Print out every line, exactly as written.

****************

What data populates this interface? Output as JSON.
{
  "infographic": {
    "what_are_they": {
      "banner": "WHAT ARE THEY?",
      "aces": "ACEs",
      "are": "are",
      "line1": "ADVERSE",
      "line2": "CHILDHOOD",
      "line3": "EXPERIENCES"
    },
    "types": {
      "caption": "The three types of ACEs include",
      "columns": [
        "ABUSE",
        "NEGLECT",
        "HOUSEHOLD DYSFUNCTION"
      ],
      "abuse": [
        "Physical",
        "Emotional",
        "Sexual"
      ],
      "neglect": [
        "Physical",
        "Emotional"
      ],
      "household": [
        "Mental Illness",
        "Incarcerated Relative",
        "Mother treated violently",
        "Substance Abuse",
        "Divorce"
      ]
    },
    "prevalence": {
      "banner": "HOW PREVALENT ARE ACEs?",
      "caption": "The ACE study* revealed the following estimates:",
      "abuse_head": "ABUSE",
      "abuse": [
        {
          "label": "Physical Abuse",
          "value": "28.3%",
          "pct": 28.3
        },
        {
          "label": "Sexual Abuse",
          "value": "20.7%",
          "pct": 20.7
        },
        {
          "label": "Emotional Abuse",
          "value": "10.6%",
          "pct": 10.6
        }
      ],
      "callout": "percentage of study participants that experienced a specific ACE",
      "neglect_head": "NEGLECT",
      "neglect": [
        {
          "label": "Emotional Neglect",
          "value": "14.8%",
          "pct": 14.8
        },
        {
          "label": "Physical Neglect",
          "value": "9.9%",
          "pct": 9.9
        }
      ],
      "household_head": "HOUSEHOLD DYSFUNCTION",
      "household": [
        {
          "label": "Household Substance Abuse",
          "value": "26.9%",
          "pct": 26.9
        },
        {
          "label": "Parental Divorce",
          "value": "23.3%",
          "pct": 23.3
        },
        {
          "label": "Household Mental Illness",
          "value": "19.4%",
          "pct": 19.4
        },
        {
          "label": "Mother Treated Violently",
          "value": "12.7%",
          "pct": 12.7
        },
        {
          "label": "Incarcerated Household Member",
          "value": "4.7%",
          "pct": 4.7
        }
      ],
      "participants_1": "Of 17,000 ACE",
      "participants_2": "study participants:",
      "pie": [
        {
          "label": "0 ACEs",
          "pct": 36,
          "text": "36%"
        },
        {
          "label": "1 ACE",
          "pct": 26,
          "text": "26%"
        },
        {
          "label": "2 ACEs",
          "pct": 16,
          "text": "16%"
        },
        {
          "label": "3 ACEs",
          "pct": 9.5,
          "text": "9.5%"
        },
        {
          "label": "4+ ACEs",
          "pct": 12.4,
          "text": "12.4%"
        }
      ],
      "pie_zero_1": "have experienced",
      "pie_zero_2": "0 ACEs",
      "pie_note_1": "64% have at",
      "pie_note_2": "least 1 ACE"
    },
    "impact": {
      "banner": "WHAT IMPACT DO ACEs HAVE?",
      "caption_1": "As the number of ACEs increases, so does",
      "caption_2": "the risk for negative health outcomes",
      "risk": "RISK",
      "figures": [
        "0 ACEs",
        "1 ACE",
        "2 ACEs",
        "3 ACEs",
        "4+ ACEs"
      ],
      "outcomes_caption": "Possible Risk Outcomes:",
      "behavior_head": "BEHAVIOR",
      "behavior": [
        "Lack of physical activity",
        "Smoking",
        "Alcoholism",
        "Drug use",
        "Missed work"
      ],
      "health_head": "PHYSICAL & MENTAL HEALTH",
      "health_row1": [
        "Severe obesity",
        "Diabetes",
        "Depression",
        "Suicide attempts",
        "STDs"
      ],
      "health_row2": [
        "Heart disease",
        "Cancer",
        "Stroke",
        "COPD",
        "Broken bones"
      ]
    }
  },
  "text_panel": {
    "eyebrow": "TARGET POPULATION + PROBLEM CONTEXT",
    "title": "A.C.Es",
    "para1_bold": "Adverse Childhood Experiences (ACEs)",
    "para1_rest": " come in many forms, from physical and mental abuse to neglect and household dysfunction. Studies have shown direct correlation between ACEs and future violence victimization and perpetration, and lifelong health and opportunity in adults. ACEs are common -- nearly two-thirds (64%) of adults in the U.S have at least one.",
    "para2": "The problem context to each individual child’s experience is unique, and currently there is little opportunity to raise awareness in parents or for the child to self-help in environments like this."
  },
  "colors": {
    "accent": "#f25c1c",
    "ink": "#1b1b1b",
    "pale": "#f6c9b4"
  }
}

****************

RESPONSE >>
What data populates this interface? Output as JSON.
{
  "infographic": {
    "what_are_they": {
      "banner": "WHAT ARE THEY?",
      "aces": "ACEs",
      "are": "are",
      "line1": "ADVERSE",
      "line2": "CHILDHOOD",
      "line3": "EXPERIENCES"
    },
    "types": {
      "caption": "The three types of ACEs include",
      "columns": [
        "ABUSE",
        "NEGLECT",
        "HOUSEHOLD DYSFUNCTION"
      ],
      "abuse": [
        "Physical",
        "Emotional",
        "Sexual"
      ],
      "neglect": [
        "Physical",
        "Emotional"
      ],
      "household": [
        "Mental Illness",
        "Incarcerated Relative",
        "Mother treated violently",
        "Substance Abuse",
        "Divorce"
      ]
    },
    "prevalence": {
      "banner": "HOW PREVALENT ARE ACEs?",
      "caption": "The ACE study* revealed the following estimates:",
      "abuse_head": "ABUSE",
      "abuse": [
        {
          "label": "Physical Abuse",
          "value": "28.3%",
          "pct": 28.3
        },
        {
          "label": "Sexual Abuse",
          "value": "20.7%",
          "pct": 20.7
        },
        {
          "label": "Emotional Abuse",
          "value": "10.6%",
          "pct": 10.6
        }
      ],
      "callout": "percentage of study participants that experienced a specific ACE",
      "neglect_head": "NEGLECT",
      "neglect": [
        {
          "label": "Emotional Neglect",
          "value": "14.8%",
          "pct": 14.8
        },
        {
          "label": "Physical Neglect",
          "value": "9.9%",
          "pct": 9.9
        }
      ],
      "household_head": "HOUSEHOLD DYSFUNCTION",
      "household": [
        {
          "label": "Household Substance Abuse",
          "value": "26.9%",
          "pct": 26.9
        },
        {
          "label": "Parental Divorce",
          "value": "23.3%",
          "pct": 23.3
        },
        {
          "label": "Household Mental Illness",
          "value": "19.4%",
          "pct": 19.4
        },
        {
          "label": "Mother Treated Violently",
          "value": "12.7%",
          "pct": 12.7
        },
        {
          "label": "Incarcerated Household Member",
          "value": "4.7%",
          "pct": 4.7
        }
      ],
      "participants_1": "Of 17,000 ACE",
      "participants_2": "study participants:",
      "pie": [
        {
          "label": "0 ACEs",
          "pct": 36,
          "text": "36%"
        },
        {
          "label": "1 ACE",
          "pct": 26,
          "text": "26%"
        },
        {
          "label": "2 ACEs",
          "pct": 16,
          "text": "16%"
        },
        {
          "label": "3 ACEs",
          "pct": 9.5,
          "text": "9.5%"
        },
        {
          "label": "4+ ACEs",
          "pct": 12.4,
          "text": "12.4%"
        }
      ],
      "pie_zero_1": "have experienced",
      "pie_zero_2": "0 ACEs",
      "pie_note_1": "64% have at",
      "pie_note_2": "least 1 ACE"
    },
    "impact": {
      "banner": "WHAT IMPACT DO ACEs HAVE?",
      "caption_1": "As the number of ACEs increases, so does",
      "caption_2": "the risk for negative health outcomes",
      "risk": "RISK",
      "figures": [
        "0 ACEs",
        "1 ACE",
        "2 ACEs",
        "3 ACEs",
        "4+ ACEs"
      ],
      "outcomes_caption": "Possible Risk Outcomes:",
      "behavior_head": "BEHAVIOR",
      "behavior": [
        "Lack of physical activity",
        "Smoking",
        "Alcoholism",
        "Drug use",
        "Missed work"
      ],
      "health_head": "PHYSICAL & MENTAL HEALTH",
      "health_row1": [
        "Severe obesity",
        "Diabetes",
        "Depression",
        "Suicide attempts",
        "STDs"
      ],
      "health_row2": [
        "Heart disease",
        "Cancer",
        "Stroke",
        "COPD",
        "Broken bones"
      ]
    }
  },
  "text_panel": {
    "eyebrow": "TARGET POPULATION + PROBLEM CONTEXT",
    "title": "A.C.Es",
    "para1_bold": "Adverse Childhood Experiences (ACEs)",
    "para1_rest": " come in many forms, from physical and mental abuse to neglect and household dysfunction. Studies have shown direct correlation between ACEs and future violence victimization and perpetration, and lifelong health and opportunity in adults. ACEs are common -- nearly two-thirds (64%) of adults in the U.S have at least one.",
    "para2": "The problem context to each individual child’s experience is unique, and currently there is little opportunity to raise awareness in parents or for the child to self-help in environments like this."
  },
  "colors": {
    "accent": "#f25c1c",
    "ink": "#1b1b1b",
    "pale": "#f6c9b4"
  }
}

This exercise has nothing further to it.